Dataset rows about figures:
--- Begin ---
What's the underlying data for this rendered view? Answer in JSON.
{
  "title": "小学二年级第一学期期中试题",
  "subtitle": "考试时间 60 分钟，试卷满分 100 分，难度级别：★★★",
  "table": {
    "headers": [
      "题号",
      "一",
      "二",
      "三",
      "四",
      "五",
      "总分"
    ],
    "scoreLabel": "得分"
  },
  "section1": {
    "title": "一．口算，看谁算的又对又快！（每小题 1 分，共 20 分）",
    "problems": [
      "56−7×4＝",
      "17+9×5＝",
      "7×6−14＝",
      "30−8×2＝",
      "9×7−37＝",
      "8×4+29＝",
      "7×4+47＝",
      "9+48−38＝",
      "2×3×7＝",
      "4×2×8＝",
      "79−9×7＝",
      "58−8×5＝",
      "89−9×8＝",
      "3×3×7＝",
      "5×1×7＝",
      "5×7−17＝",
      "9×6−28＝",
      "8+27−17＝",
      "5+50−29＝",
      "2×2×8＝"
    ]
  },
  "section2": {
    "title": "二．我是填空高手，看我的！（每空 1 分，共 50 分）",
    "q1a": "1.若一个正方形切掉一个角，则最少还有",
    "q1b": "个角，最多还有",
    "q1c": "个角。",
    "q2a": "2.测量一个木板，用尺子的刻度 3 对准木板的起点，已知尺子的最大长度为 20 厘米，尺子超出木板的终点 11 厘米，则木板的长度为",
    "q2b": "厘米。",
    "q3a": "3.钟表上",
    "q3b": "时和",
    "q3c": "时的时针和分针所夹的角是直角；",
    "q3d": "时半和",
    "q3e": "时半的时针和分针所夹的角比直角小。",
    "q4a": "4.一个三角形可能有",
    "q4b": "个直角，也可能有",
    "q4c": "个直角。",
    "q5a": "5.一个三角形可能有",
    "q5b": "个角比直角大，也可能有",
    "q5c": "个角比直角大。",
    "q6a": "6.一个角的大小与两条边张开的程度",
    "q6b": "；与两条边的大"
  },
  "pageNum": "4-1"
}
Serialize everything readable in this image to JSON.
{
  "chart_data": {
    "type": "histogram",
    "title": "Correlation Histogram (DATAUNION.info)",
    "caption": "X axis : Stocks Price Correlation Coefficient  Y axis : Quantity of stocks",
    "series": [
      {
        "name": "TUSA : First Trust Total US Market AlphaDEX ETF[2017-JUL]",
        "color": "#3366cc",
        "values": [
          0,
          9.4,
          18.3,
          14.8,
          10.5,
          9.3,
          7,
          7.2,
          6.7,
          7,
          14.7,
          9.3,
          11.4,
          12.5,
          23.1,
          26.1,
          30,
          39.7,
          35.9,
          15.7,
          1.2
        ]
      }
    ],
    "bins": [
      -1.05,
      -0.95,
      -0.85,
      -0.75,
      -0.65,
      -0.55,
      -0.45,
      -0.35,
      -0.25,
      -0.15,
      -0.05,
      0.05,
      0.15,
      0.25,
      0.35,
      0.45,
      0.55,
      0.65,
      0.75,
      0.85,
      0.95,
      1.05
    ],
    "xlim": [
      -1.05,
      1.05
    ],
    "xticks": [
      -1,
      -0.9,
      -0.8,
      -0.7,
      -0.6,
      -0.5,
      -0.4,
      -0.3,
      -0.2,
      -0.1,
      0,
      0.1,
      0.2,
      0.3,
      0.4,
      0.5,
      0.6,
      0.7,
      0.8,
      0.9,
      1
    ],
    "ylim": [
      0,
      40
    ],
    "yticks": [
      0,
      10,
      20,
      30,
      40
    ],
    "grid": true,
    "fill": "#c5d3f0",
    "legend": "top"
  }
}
--- End ---
Given exercise: Repeat the entries exactly, all of them.

Output of the exercise:
What's the underlying data for this rendered view? Answer in JSON.
{
  "title": "小学二年级第一学期期中试题",
  "subtitle": "考试时间 60 分钟，试卷满分 100 分，难度级别：★★★",
  "table": {
    "headers": [
      "题号",
      "一",
      "二",
      "三",
      "四",
      "五",
      "总分"
    ],
    "scoreLabel": "得分"
  },
  "section1": {
    "title": "一．口算，看谁算的又对又快！（每小题 1 分，共 20 分）",
    "problems": [
      "56−7×4＝",
      "17+9×5＝",
      "7×6−14＝",
      "30−8×2＝",
      "9×7−37＝",
      "8×4+29＝",
      "7×4+47＝",
      "9+48−38＝",
      "2×3×7＝",
      "4×2×8＝",
      "79−9×7＝",
      "58−8×5＝",
      "89−9×8＝",
      "3×3×7＝",
      "5×1×7＝",
      "5×7−17＝",
      "9×6−28＝",
      "8+27−17＝",
      "5+50−29＝",
      "2×2×8＝"
    ]
  },
  "section2": {
    "title": "二．我是填空高手，看我的！（每空 1 分，共 50 分）",
    "q1a": "1.若一个正方形切掉一个角，则最少还有",
    "q1b": "个角，最多还有",
    "q1c": "个角。",
    "q2a": "2.测量一个木板，用尺子的刻度 3 对准木板的起点，已知尺子的最大长度为 20 厘米，尺子超出木板的终点 11 厘米，则木板的长度为",
    "q2b": "厘米。",
    "q3a": "3.钟表上",
    "q3b": "时和",
    "q3c": "时的时针和分针所夹的角是直角；",
    "q3d": "时半和",
    "q3e": "时半的时针和分针所夹的角比直角小。",
    "q4a": "4.一个三角形可能有",
    "q4b": "个直角，也可能有",
    "q4c": "个直角。",
    "q5a": "5.一个三角形可能有",
    "q5b": "个角比直角大，也可能有",
    "q5c": "个角比直角大。",
    "q6a": "6.一个角的大小与两条边张开的程度",
    "q6b": "；与两条边的大"
  },
  "pageNum": "4-1"
}
Serialize everything readable in this image to JSON.
{
  "chart_data": {
    "type": "histogram",
    "title": "Correlation Histogram (DATAUNION.info)",
    "caption": "X axis : Stocks Price Correlation Coefficient  Y axis : Quantity of stocks",
    "series": [
      {
        "name": "TUSA : First Trust Total US Market AlphaDEX ETF[2017-JUL]",
        "color": "#3366cc",
        "values": [
          0,
          9.4,
          18.3,
          14.8,
          10.5,
          9.3,
          7,
          7.2,
          6.7,
          7,
          14.7,
          9.3,
          11.4,
          12.5,
          23.1,
          26.1,
          30,
          39.7,
          35.9,
          15.7,
          1.2
        ]
      }
    ],
    "bins": [
      -1.05,
      -0.95,
      -0.85,
      -0.75,
      -0.65,
      -0.55,
      -0.45,
      -0.35,
      -0.25,
      -0.15,
      -0.05,
      0.05,
      0.15,
      0.25,
      0.35,
      0.45,
      0.55,
      0.65,
      0.75,
      0.85,
      0.95,
      1.05
    ],
    "xlim": [
      -1.05,
      1.05
    ],
    "xticks": [
      -1,
      -0.9,
      -0.8,
      -0.7,
      -0.6,
      -0.5,
      -0.4,
      -0.3,
      -0.2,
      -0.1,
      0,
      0.1,
      0.2,
      0.3,
      0.4,
      0.5,
      0.6,
      0.7,
      0.8,
      0.9,
      1
    ],
    "ylim": [
      0,
      40
    ],
    "yticks": [
      0,
      10,
      20,
      30,
      40
    ],
    "grid": true,
    "fill": "#c5d3f0",
    "legend": "top"
  }
}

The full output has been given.